→ **Entries provided**

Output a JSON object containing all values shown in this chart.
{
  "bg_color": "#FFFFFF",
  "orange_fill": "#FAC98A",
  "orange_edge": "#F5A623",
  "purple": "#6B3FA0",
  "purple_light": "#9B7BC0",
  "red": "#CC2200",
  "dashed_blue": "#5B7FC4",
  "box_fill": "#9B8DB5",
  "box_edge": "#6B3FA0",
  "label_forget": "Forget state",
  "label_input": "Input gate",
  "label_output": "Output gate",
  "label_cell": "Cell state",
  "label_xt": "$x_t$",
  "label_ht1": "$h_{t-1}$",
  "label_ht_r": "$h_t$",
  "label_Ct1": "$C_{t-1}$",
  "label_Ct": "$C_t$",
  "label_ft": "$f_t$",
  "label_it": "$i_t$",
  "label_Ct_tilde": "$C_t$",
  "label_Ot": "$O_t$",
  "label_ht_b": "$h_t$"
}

--

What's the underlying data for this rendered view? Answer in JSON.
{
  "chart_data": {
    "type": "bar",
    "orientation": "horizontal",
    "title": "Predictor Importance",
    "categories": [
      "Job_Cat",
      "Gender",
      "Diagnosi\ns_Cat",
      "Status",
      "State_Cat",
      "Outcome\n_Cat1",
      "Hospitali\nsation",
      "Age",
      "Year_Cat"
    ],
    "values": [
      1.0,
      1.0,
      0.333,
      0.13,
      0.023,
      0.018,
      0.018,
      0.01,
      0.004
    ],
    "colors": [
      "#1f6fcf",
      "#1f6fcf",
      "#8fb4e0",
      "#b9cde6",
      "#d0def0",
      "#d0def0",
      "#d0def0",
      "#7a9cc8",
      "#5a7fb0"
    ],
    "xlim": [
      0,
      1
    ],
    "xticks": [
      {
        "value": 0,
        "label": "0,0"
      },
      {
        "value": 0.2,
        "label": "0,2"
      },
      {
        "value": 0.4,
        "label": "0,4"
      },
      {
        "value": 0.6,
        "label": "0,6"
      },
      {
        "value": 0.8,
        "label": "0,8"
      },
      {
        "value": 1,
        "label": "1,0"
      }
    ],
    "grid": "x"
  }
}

→ **Work to do**
Report how many lines of the entries hold the string "Output". Provide the number alone.

→ **Solution to this problem**
2